→ PROVIDED ENTRIES
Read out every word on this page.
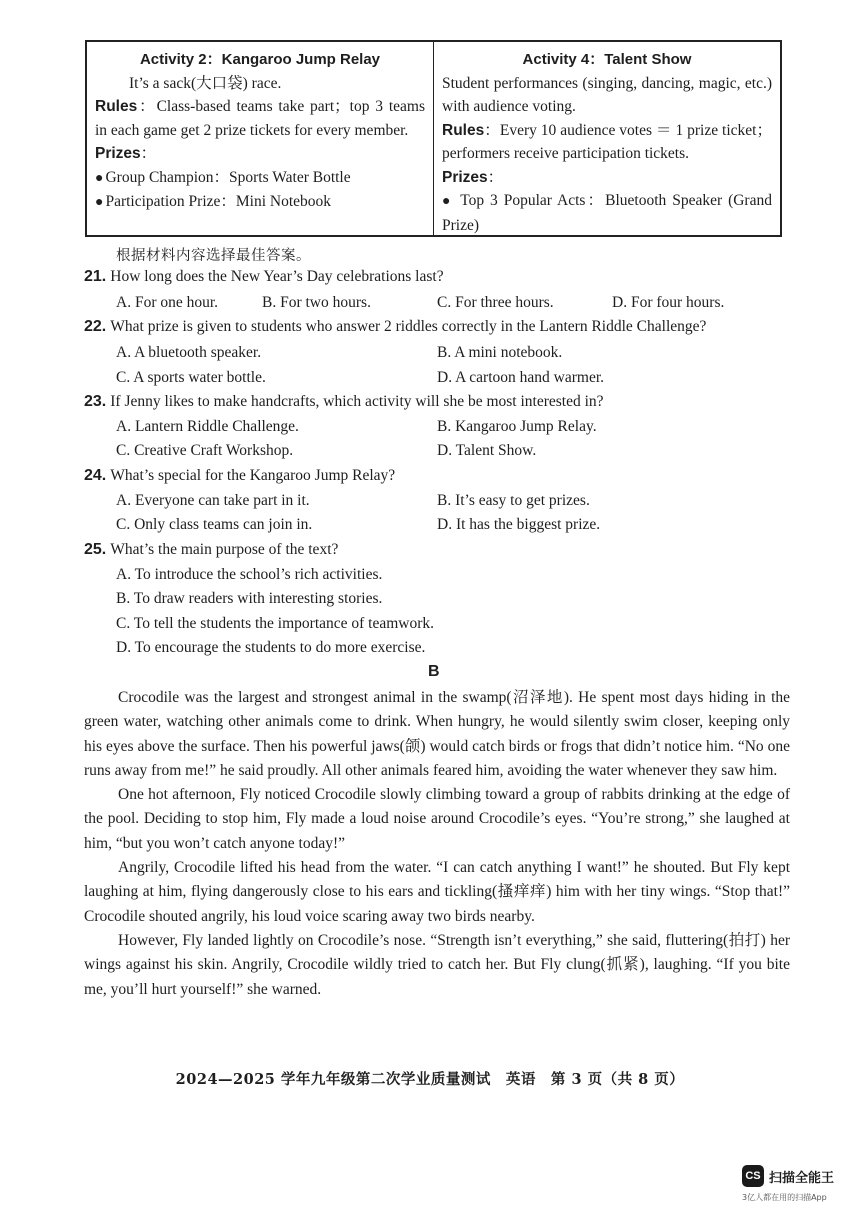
Activity 2：Kangaroo Jump Relay
It’s a sack(大口袋) race.
Rules：Class-based teams take part；top 3 teams in each game get 2 prize tickets for every member.
Prizes：
● Group Champion：Sports Water Bottle
● Participation Prize：Mini Notebook
Activity 4：Talent Show
Student performances (singing, dancing, magic, etc.) with audience voting.
Rules：Every 10 audience votes ＝ 1 prize ticket；performers receive participation tickets.
Prizes：
● Top 3 Popular Acts：Bluetooth Speaker (Grand Prize)
根据材料内容选择最佳答案。
21. How long does the New Year’s Day celebrations last?
A. For one hour.	B. For two hours.	C. For three hours.	D. For four hours.
22. What prize is given to students who answer 2 riddles correctly in the Lantern Riddle Challenge?
A. A bluetooth speaker.	B. A mini notebook.
C. A sports water bottle.	D. A cartoon hand warmer.
23. If Jenny likes to make handcrafts, which activity will she be most interested in?
A. Lantern Riddle Challenge.	B. Kangaroo Jump Relay.
C. Creative Craft Workshop.	D. Talent Show.
24. What’s special for the Kangaroo Jump Relay?
A. Everyone can take part in it.	B. It’s easy to get prizes.
C. Only class teams can join in.	D. It has the biggest prize.
25. What’s the main purpose of the text?
A. To introduce the school’s rich activities.
B. To draw readers with interesting stories.
C. To tell the students the importance of teamwork.
D. To encourage the students to do more exercise.
B

Crocodile was the largest and strongest animal in the swamp(沼泽地). He spent most days hiding in the green water, watching other animals come to drink. When hungry, he would silently swim closer, keeping only his eyes above the surface. Then his powerful jaws(颌) would catch birds or frogs that didn’t notice him. “No one runs away from me!” he said proudly. All other animals feared him, avoiding the water whenever they saw him.

One hot afternoon, Fly noticed Crocodile slowly climbing toward a group of rabbits drinking at the edge of the pool. Deciding to stop him, Fly made a loud noise around Crocodile’s eyes. “You’re strong,” she laughed at him, “but you won’t catch anyone today!”

Angrily, Crocodile lifted his head from the water. “I can catch anything I want!” he shouted. But Fly kept laughing at him, flying dangerously close to his ears and tickling(搔痒痒) him with her tiny wings. “Stop that!” Crocodile shouted angrily, his loud voice scaring away two birds nearby.

However, Fly landed lightly on Crocodile’s nose. “Strength isn’t everything,” she said, fluttering(拍打) her wings against his skin. Angrily, Crocodile wildly tried to catch her. But Fly clung(抓紧), laughing. “If you bite me, you’ll hurt yourself!” she warned.

2024—2025 学年九年级第二次学业质量测试　英语　第 3 页（共 8 页）
CS 扫描全能王
3亿人都在用的扫描App
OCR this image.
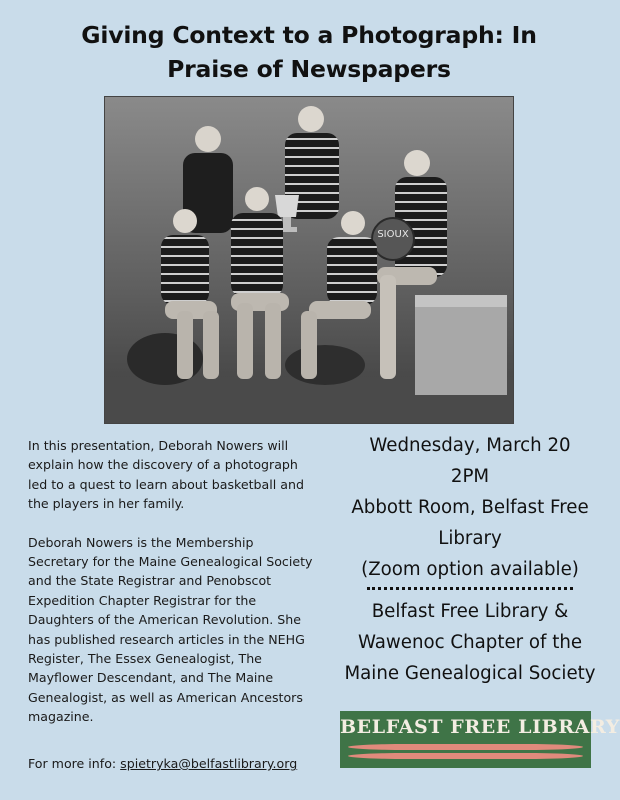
Giving Context to a Photograph: In
Praise of Newspapers
SIOUX

In this presentation, Deborah Nowers will explain how the discovery of a photograph led to a quest to learn about basketball and the players in her family.

Deborah Nowers is the Membership Secretary for the Maine Genealogical Society and the State Registrar and Penobscot Expedition Chapter Registrar for the Daughters of the American Revolution. She has published research articles in the NEHG Register, The Essex Genealogist, The Mayflower Descendant, and The Maine Genealogist, as well as American Ancestors magazine.

For more info: spietryka@belfastlibrary.org
Wednesday, March 20
2PM
Abbott Room, Belfast Free
Library
(Zoom option available)
Belfast Free Library &
Wawenoc Chapter of the
Maine Genealogical Society
BELFAST FREE LIBRARY
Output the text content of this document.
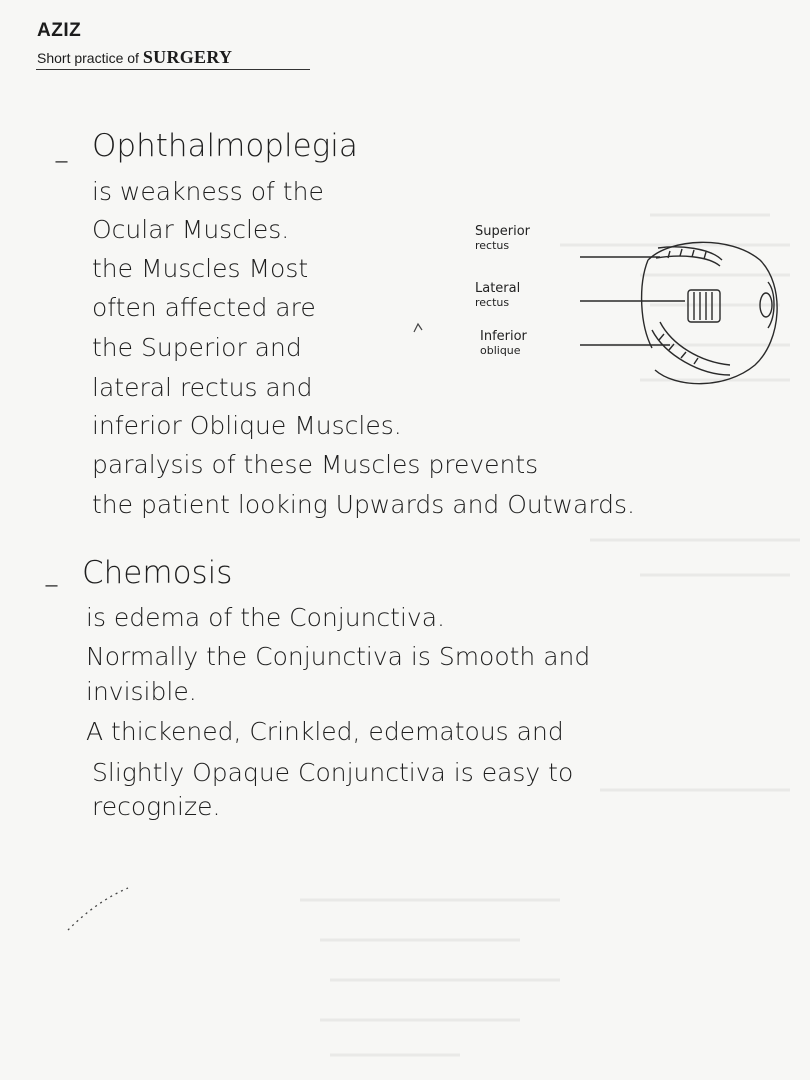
AZIZ
Short practice of SURGERY
– Ophthalmoplegia
is weakness of the
Ocular Muscles.
the Muscles Most
often affected are
the Superior and
lateral rectus and
inferior Oblique Muscles.
paralysis of these Muscles prevents
the patient looking Upwards and Outwards.
Superior
rectus
Lateral
rectus
Inferior
oblique
– Chemosis
is edema of the Conjunctiva.
Normally the Conjunctiva is Smooth and
invisible.
A thickened, Crinkled, edematous and
Slightly Opaque Conjunctiva is easy to
recognize.
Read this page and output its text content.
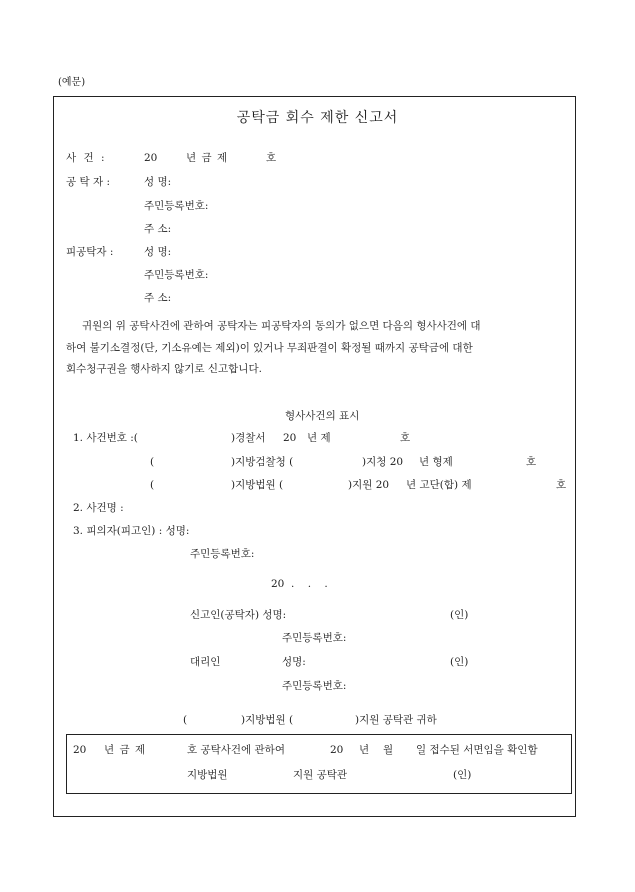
(예문)
공탁금 회수 제한 신고서
사 건 :	20	년 금 제	호
공 탁 자 :	성 명:
주민등록번호:
주 소:
피공탁자 :	성 명:
주민등록번호:
주 소:
귀원의 위 공탁사건에 관하여 공탁자는 피공탁자의 동의가 없으면 다음의 형사사건에 대
하여 불기소결정(단, 기소유예는 제외)이 있거나 무죄판결이 확정될 때까지 공탁금에 대한
회수청구권을 행사하지 않기로 신고합니다.
형사사건의 표시
1. 사건번호 :(	)경찰서 20 년 제	호
(	)지방검찰청 (	)지청 20 년 형제	호
(	)지방법원 (	)지원 20 년 고단(합) 제	호
2. 사건명 :
3. 피의자(피고인) : 성명:
주민등록번호:
20  .    .    .
신고인(공탁자) 성명:	(인)
주민등록번호:
대리인	성명:	(인)
주민등록번호:
(	)지방법원 (	)지원 공탁관 귀하
20 년 금 제	호 공탁사건에 관하여	20 년 월 일 접수된 서면임을 확인함
지방법원	지원 공탁관	(인)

→ AIM OF THE TASK
Every line from the one containing "OCR this image." through the end of the data above should be copied exactly; nothing else is copied, and pictures are omitted.

→ SOLVED PROBLEM
OCR this image.
Giving Context to a Photograph: In
Praise of Newspapers
SIOUX

In this presentation, Deborah Nowers will explain how the discovery of a photograph led to a quest to learn about basketball and the players in her family.

Deborah Nowers is the Membership Secretary for the Maine Genealogical Society and the State Registrar and Penobscot Expedition Chapter Registrar for the Daughters of the American Revolution. She has published research articles in the NEHG Register, The Essex Genealogist, The Mayflower Descendant, and The Maine Genealogist, as well as American Ancestors magazine.

For more info: spietryka@belfastlibrary.org
Wednesday, March 20
2PM
Abbott Room, Belfast Free
Library
(Zoom option available)
Belfast Free Library &
Wawenoc Chapter of the
Maine Genealogical Society
BELFAST FREE LIBRARY
Output the text content of this document.
AZIZ
Short practice of SURGERY
– Ophthalmoplegia
is weakness of the
Ocular Muscles.
the Muscles Most
often affected are
the Superior and
lateral rectus and
inferior Oblique Muscles.
paralysis of these Muscles prevents
the patient looking Upwards and Outwards.
Superior
rectus
Lateral
rectus
Inferior
oblique
– Chemosis
is edema of the Conjunctiva.
Normally the Conjunctiva is Smooth and
invisible.
A thickened, Crinkled, edematous and
Slightly Opaque Conjunctiva is easy to
recognize.
Read this page and output its text content.
(예문)
공탁금 회수 제한 신고서
사 건 :	20	년 금 제	호
공 탁 자 :	성 명:
주민등록번호:
주 소:
피공탁자 :	성 명:
주민등록번호:
주 소:
귀원의 위 공탁사건에 관하여 공탁자는 피공탁자의 동의가 없으면 다음의 형사사건에 대
하여 불기소결정(단, 기소유예는 제외)이 있거나 무죄판결이 확정될 때까지 공탁금에 대한
회수청구권을 행사하지 않기로 신고합니다.
형사사건의 표시
1. 사건번호 :(	)경찰서 20 년 제	호
(	)지방검찰청 (	)지청 20 년 형제	호
(	)지방법원 (	)지원 20 년 고단(합) 제	호
2. 사건명 :
3. 피의자(피고인) : 성명:
주민등록번호:
20  .    .    .
신고인(공탁자) 성명:	(인)
주민등록번호:
대리인	성명:	(인)
주민등록번호:
(	)지방법원 (	)지원 공탁관 귀하
20 년 금 제	호 공탁사건에 관하여	20 년 월 일 접수된 서면임을 확인함
지방법원	지원 공탁관	(인)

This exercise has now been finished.